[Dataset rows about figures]
-*-

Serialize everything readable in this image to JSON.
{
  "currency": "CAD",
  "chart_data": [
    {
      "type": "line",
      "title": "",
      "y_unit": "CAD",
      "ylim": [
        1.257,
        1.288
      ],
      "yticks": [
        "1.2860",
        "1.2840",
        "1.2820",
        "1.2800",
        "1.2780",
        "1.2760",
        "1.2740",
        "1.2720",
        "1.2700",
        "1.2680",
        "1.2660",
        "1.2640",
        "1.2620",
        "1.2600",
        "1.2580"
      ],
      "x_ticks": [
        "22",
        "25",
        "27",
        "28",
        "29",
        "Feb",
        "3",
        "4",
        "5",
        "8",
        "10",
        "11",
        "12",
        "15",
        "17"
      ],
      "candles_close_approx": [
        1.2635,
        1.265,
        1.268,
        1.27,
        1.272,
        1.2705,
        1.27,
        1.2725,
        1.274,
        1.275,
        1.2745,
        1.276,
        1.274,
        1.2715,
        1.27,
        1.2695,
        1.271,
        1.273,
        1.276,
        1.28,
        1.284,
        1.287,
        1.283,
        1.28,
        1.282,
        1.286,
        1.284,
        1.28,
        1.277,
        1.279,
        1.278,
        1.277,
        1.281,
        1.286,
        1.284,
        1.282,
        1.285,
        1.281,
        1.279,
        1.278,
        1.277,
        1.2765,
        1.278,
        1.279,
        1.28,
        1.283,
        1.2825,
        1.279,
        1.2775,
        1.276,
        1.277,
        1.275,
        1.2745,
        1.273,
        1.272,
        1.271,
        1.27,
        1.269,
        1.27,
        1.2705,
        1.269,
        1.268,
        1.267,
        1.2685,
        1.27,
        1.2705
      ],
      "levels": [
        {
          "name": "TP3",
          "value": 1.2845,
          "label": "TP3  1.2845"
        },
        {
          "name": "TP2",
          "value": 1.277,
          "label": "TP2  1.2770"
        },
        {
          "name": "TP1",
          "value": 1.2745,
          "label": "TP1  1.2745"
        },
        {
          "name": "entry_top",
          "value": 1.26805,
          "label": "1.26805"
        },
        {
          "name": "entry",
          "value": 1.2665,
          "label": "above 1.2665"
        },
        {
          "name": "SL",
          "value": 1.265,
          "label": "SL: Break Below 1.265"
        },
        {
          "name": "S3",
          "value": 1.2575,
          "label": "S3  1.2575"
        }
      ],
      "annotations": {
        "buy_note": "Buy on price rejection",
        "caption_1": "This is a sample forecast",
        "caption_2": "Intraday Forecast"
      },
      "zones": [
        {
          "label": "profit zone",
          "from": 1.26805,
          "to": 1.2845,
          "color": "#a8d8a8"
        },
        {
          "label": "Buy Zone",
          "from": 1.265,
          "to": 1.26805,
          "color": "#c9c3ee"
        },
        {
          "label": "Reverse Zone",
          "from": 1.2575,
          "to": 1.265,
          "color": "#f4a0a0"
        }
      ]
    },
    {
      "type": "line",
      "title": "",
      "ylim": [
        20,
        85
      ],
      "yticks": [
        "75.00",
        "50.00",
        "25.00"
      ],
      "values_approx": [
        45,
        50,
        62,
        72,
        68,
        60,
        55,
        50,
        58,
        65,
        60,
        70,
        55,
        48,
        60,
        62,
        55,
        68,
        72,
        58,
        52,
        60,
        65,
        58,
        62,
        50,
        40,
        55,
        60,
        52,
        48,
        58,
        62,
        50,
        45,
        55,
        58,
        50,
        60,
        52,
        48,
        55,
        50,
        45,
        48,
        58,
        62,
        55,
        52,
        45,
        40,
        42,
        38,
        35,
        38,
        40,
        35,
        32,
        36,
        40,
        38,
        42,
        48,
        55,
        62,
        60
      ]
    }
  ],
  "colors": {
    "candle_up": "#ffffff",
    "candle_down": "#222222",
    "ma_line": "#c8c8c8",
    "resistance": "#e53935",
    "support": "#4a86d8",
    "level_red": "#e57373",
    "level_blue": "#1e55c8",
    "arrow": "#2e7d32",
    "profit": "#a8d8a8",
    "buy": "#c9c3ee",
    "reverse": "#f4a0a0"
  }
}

-*-

Copy the records above exactly.

Serialize everything readable in this image to JSON.
{
  "currency": "CAD",
  "chart_data": [
    {
      "type": "line",
      "title": "",
      "y_unit": "CAD",
      "ylim": [
        1.257,
        1.288
      ],
      "yticks": [
        "1.2860",
        "1.2840",
        "1.2820",
        "1.2800",
        "1.2780",
        "1.2760",
        "1.2740",
        "1.2720",
        "1.2700",
        "1.2680",
        "1.2660",
        "1.2640",
        "1.2620",
        "1.2600",
        "1.2580"
      ],
      "x_ticks": [
        "22",
        "25",
        "27",
        "28",
        "29",
        "Feb",
        "3",
        "4",
        "5",
        "8",
        "10",
        "11",
        "12",
        "15",
        "17"
      ],
      "candles_close_approx": [
        1.2635,
        1.265,
        1.268,
        1.27,
        1.272,
        1.2705,
        1.27,
        1.2725,
        1.274,
        1.275,
        1.2745,
        1.276,
        1.274,
        1.2715,
        1.27,
        1.2695,
        1.271,
        1.273,
        1.276,
        1.28,
        1.284,
        1.287,
        1.283,
        1.28,
        1.282,
        1.286,
        1.284,
        1.28,
        1.277,
        1.279,
        1.278,
        1.277,
        1.281,
        1.286,
        1.284,
        1.282,
        1.285,
        1.281,
        1.279,
        1.278,
        1.277,
        1.2765,
        1.278,
        1.279,
        1.28,
        1.283,
        1.2825,
        1.279,
        1.2775,
        1.276,
        1.277,
        1.275,
        1.2745,
        1.273,
        1.272,
        1.271,
        1.27,
        1.269,
        1.27,
        1.2705,
        1.269,
        1.268,
        1.267,
        1.2685,
        1.27,
        1.2705
      ],
      "levels": [
        {
          "name": "TP3",
          "value": 1.2845,
          "label": "TP3  1.2845"
        },
        {
          "name": "TP2",
          "value": 1.277,
          "label": "TP2  1.2770"
        },
        {
          "name": "TP1",
          "value": 1.2745,
          "label": "TP1  1.2745"
        },
        {
          "name": "entry_top",
          "value": 1.26805,
          "label": "1.26805"
        },
        {
          "name": "entry",
          "value": 1.2665,
          "label": "above 1.2665"
        },
        {
          "name": "SL",
          "value": 1.265,
          "label": "SL: Break Below 1.265"
        },
        {
          "name": "S3",
          "value": 1.2575,
          "label": "S3  1.2575"
        }
      ],
      "annotations": {
        "buy_note": "Buy on price rejection",
        "caption_1": "This is a sample forecast",
        "caption_2": "Intraday Forecast"
      },
      "zones": [
        {
          "label": "profit zone",
          "from": 1.26805,
          "to": 1.2845,
          "color": "#a8d8a8"
        },
        {
          "label": "Buy Zone",
          "from": 1.265,
          "to": 1.26805,
          "color": "#c9c3ee"
        },
        {
          "label": "Reverse Zone",
          "from": 1.2575,
          "to": 1.265,
          "color": "#f4a0a0"
        }
      ]
    },
    {
      "type": "line",
      "title": "",
      "ylim": [
        20,
        85
      ],
      "yticks": [
        "75.00",
        "50.00",
        "25.00"
      ],
      "values_approx": [
        45,
        50,
        62,
        72,
        68,
        60,
        55,
        50,
        58,
        65,
        60,
        70,
        55,
        48,
        60,
        62,
        55,
        68,
        72,
        58,
        52,
        60,
        65,
        58,
        62,
        50,
        40,
        55,
        60,
        52,
        48,
        58,
        62,
        50,
        45,
        55,
        58,
        50,
        60,
        52,
        48,
        55,
        50,
        45,
        48,
        58,
        62,
        55,
        52,
        45,
        40,
        42,
        38,
        35,
        38,
        40,
        35,
        32,
        36,
        40,
        38,
        42,
        48,
        55,
        62,
        60
      ]
    }
  ],
  "colors": {
    "candle_up": "#ffffff",
    "candle_down": "#222222",
    "ma_line": "#c8c8c8",
    "resistance": "#e53935",
    "support": "#4a86d8",
    "level_red": "#e57373",
    "level_blue": "#1e55c8",
    "arrow": "#2e7d32",
    "profit": "#a8d8a8",
    "buy": "#c9c3ee",
    "reverse": "#f4a0a0"
  }
}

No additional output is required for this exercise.